WRITTEN EXERCISE → Reproduce each of the lines word for word.

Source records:
◇ ◇ ◇ ◇ ◇ ◇ ◇

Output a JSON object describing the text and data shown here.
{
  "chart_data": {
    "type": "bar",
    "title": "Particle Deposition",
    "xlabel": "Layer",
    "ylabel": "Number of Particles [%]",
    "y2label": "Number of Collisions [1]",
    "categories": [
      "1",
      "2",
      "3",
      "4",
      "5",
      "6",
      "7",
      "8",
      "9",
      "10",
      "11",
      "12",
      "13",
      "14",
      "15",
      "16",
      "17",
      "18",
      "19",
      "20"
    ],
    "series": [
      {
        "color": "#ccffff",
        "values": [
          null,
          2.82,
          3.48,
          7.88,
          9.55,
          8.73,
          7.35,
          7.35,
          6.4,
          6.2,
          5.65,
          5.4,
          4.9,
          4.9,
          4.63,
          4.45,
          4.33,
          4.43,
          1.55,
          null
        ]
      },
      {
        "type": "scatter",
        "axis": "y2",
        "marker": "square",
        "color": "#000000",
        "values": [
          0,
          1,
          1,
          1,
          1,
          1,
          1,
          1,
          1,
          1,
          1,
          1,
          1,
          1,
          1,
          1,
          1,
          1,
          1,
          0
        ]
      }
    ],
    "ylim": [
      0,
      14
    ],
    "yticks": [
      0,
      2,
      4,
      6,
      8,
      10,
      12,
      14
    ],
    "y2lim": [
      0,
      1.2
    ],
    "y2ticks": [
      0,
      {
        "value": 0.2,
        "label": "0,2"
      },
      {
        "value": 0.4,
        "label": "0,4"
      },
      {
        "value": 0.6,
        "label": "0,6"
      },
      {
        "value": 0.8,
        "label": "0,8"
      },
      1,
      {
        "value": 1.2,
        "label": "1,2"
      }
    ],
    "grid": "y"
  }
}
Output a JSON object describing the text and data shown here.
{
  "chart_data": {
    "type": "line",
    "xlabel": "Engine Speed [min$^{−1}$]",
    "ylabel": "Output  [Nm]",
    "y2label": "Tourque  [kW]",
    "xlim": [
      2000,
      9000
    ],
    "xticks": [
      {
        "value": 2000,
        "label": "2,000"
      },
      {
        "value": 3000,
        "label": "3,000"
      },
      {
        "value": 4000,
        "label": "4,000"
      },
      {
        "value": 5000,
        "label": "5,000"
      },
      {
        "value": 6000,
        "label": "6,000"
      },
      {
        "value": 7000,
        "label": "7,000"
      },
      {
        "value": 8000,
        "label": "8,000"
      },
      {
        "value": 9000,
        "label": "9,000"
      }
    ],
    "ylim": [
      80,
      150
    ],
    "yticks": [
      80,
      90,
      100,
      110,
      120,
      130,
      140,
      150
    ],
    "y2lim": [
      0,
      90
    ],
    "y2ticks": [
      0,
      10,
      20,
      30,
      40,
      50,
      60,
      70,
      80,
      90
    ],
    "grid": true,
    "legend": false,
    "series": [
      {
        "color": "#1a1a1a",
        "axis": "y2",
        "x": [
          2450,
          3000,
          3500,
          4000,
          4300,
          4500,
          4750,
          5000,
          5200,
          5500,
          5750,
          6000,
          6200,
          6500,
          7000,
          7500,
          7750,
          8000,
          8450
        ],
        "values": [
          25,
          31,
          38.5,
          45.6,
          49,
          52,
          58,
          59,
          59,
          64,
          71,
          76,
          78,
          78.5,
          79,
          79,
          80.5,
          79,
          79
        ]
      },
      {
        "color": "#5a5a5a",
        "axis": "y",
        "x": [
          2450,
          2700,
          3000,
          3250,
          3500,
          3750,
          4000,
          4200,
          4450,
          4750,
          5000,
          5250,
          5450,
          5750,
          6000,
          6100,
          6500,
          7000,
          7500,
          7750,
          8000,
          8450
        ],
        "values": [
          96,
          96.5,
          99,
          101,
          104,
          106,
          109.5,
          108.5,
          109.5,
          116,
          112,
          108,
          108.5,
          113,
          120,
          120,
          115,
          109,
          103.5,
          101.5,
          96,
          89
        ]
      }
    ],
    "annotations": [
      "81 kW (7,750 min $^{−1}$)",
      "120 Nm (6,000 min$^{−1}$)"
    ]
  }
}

◇ ◇ ◇ ◇ ◇ ◇ ◇

FINISHED ANSWER →
Output a JSON object describing the text and data shown here.
{
  "chart_data": {
    "type": "bar",
    "title": "Particle Deposition",
    "xlabel": "Layer",
    "ylabel": "Number of Particles [%]",
    "y2label": "Number of Collisions [1]",
    "categories": [
      "1",
      "2",
      "3",
      "4",
      "5",
      "6",
      "7",
      "8",
      "9",
      "10",
      "11",
      "12",
      "13",
      "14",
      "15",
      "16",
      "17",
      "18",
      "19",
      "20"
    ],
    "series": [
      {
        "color": "#ccffff",
        "values": [
          null,
          2.82,
          3.48,
          7.88,
          9.55,
          8.73,
          7.35,
          7.35,
          6.4,
          6.2,
          5.65,
          5.4,
          4.9,
          4.9,
          4.63,
          4.45,
          4.33,
          4.43,
          1.55,
          null
        ]
      },
      {
        "type": "scatter",
        "axis": "y2",
        "marker": "square",
        "color": "#000000",
        "values": [
          0,
          1,
          1,
          1,
          1,
          1,
          1,
          1,
          1,
          1,
          1,
          1,
          1,
          1,
          1,
          1,
          1,
          1,
          1,
          0
        ]
      }
    ],
    "ylim": [
      0,
      14
    ],
    "yticks": [
      0,
      2,
      4,
      6,
      8,
      10,
      12,
      14
    ],
    "y2lim": [
      0,
      1.2
    ],
    "y2ticks": [
      0,
      {
        "value": 0.2,
        "label": "0,2"
      },
      {
        "value": 0.4,
        "label": "0,4"
      },
      {
        "value": 0.6,
        "label": "0,6"
      },
      {
        "value": 0.8,
        "label": "0,8"
      },
      1,
      {
        "value": 1.2,
        "label": "1,2"
      }
    ],
    "grid": "y"
  }
}
Output a JSON object describing the text and data shown here.
{
  "chart_data": {
    "type": "line",
    "xlabel": "Engine Speed [min$^{−1}$]",
    "ylabel": "Output  [Nm]",
    "y2label": "Tourque  [kW]",
    "xlim": [
      2000,
      9000
    ],
    "xticks": [
      {
        "value": 2000,
        "label": "2,000"
      },
      {
        "value": 3000,
        "label": "3,000"
      },
      {
        "value": 4000,
        "label": "4,000"
      },
      {
        "value": 5000,
        "label": "5,000"
      },
      {
        "value": 6000,
        "label": "6,000"
      },
      {
        "value": 7000,
        "label": "7,000"
      },
      {
        "value": 8000,
        "label": "8,000"
      },
      {
        "value": 9000,
        "label": "9,000"
      }
    ],
    "ylim": [
      80,
      150
    ],
    "yticks": [
      80,
      90,
      100,
      110,
      120,
      130,
      140,
      150
    ],
    "y2lim": [
      0,
      90
    ],
    "y2ticks": [
      0,
      10,
      20,
      30,
      40,
      50,
      60,
      70,
      80,
      90
    ],
    "grid": true,
    "legend": false,
    "series": [
      {
        "color": "#1a1a1a",
        "axis": "y2",
        "x": [
          2450,
          3000,
          3500,
          4000,
          4300,
          4500,
          4750,
          5000,
          5200,
          5500,
          5750,
          6000,
          6200,
          6500,
          7000,
          7500,
          7750,
          8000,
          8450
        ],
        "values": [
          25,
          31,
          38.5,
          45.6,
          49,
          52,
          58,
          59,
          59,
          64,
          71,
          76,
          78,
          78.5,
          79,
          79,
          80.5,
          79,
          79
        ]
      },
      {
        "color": "#5a5a5a",
        "axis": "y",
        "x": [
          2450,
          2700,
          3000,
          3250,
          3500,
          3750,
          4000,
          4200,
          4450,
          4750,
          5000,
          5250,
          5450,
          5750,
          6000,
          6100,
          6500,
          7000,
          7500,
          7750,
          8000,
          8450
        ],
        "values": [
          96,
          96.5,
          99,
          101,
          104,
          106,
          109.5,
          108.5,
          109.5,
          116,
          112,
          108,
          108.5,
          113,
          120,
          120,
          115,
          109,
          103.5,
          101.5,
          96,
          89
        ]
      }
    ],
    "annotations": [
      "81 kW (7,750 min $^{−1}$)",
      "120 Nm (6,000 min$^{−1}$)"
    ]
  }
}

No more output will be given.